▶ **EXERCISE DATA**
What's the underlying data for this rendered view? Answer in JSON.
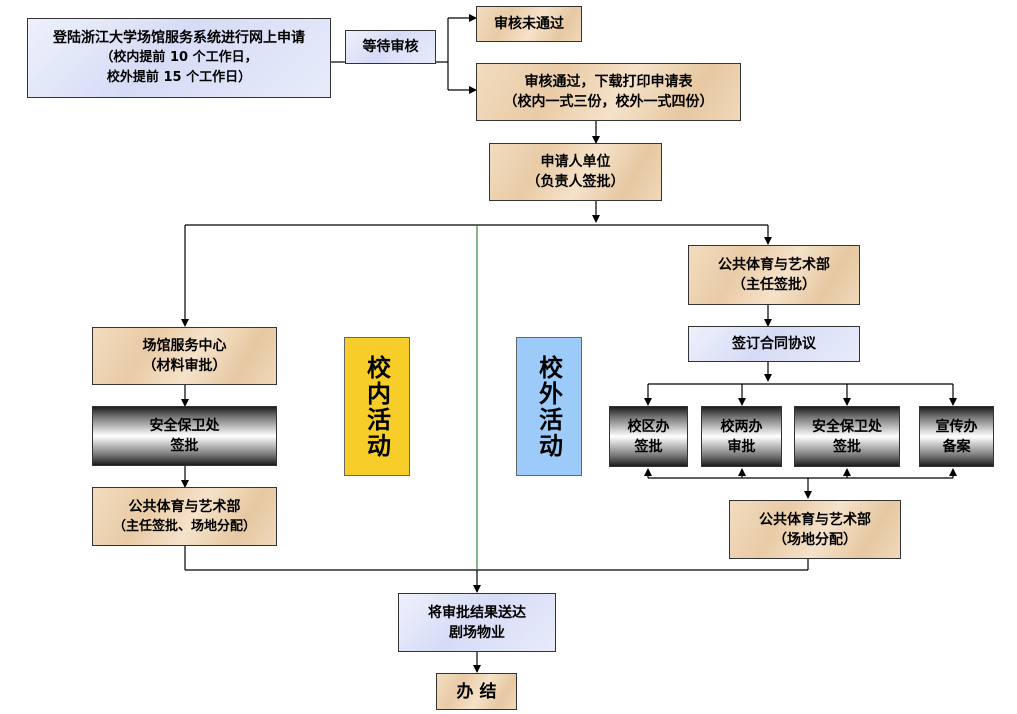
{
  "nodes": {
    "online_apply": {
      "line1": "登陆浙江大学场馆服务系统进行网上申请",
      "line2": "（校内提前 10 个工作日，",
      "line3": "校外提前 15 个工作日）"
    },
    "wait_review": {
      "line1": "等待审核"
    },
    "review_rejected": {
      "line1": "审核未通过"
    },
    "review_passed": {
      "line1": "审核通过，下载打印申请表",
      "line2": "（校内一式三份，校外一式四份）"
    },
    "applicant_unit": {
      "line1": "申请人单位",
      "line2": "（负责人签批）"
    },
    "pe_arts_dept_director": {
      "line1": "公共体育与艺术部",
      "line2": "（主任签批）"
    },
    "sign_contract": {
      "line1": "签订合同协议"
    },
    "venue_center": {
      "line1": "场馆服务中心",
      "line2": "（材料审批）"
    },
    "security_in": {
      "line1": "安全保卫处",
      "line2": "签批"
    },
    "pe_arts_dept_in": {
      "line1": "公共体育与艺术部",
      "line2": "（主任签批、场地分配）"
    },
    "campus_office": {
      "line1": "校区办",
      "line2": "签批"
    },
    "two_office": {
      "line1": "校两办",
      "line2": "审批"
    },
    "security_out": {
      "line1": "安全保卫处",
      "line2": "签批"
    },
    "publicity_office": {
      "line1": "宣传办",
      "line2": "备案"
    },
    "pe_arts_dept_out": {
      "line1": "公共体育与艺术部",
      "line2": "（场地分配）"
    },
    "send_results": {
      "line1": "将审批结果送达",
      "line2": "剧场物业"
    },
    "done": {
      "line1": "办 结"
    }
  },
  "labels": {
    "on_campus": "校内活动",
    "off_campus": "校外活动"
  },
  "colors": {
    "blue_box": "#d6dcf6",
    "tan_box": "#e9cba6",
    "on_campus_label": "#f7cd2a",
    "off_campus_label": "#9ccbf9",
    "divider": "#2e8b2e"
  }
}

▶ **WHAT YOU WILL DO**
Extract the full listing exactly, with the pictures left out.

▶ **EXPECTED OUTPUT**
What's the underlying data for this rendered view? Answer in JSON.
{
  "nodes": {
    "online_apply": {
      "line1": "登陆浙江大学场馆服务系统进行网上申请",
      "line2": "（校内提前 10 个工作日，",
      "line3": "校外提前 15 个工作日）"
    },
    "wait_review": {
      "line1": "等待审核"
    },
    "review_rejected": {
      "line1": "审核未通过"
    },
    "review_passed": {
      "line1": "审核通过，下载打印申请表",
      "line2": "（校内一式三份，校外一式四份）"
    },
    "applicant_unit": {
      "line1": "申请人单位",
      "line2": "（负责人签批）"
    },
    "pe_arts_dept_director": {
      "line1": "公共体育与艺术部",
      "line2": "（主任签批）"
    },
    "sign_contract": {
      "line1": "签订合同协议"
    },
    "venue_center": {
      "line1": "场馆服务中心",
      "line2": "（材料审批）"
    },
    "security_in": {
      "line1": "安全保卫处",
      "line2": "签批"
    },
    "pe_arts_dept_in": {
      "line1": "公共体育与艺术部",
      "line2": "（主任签批、场地分配）"
    },
    "campus_office": {
      "line1": "校区办",
      "line2": "签批"
    },
    "two_office": {
      "line1": "校两办",
      "line2": "审批"
    },
    "security_out": {
      "line1": "安全保卫处",
      "line2": "签批"
    },
    "publicity_office": {
      "line1": "宣传办",
      "line2": "备案"
    },
    "pe_arts_dept_out": {
      "line1": "公共体育与艺术部",
      "line2": "（场地分配）"
    },
    "send_results": {
      "line1": "将审批结果送达",
      "line2": "剧场物业"
    },
    "done": {
      "line1": "办 结"
    }
  },
  "labels": {
    "on_campus": "校内活动",
    "off_campus": "校外活动"
  },
  "colors": {
    "blue_box": "#d6dcf6",
    "tan_box": "#e9cba6",
    "on_campus_label": "#f7cd2a",
    "off_campus_label": "#9ccbf9",
    "divider": "#2e8b2e"
  }
}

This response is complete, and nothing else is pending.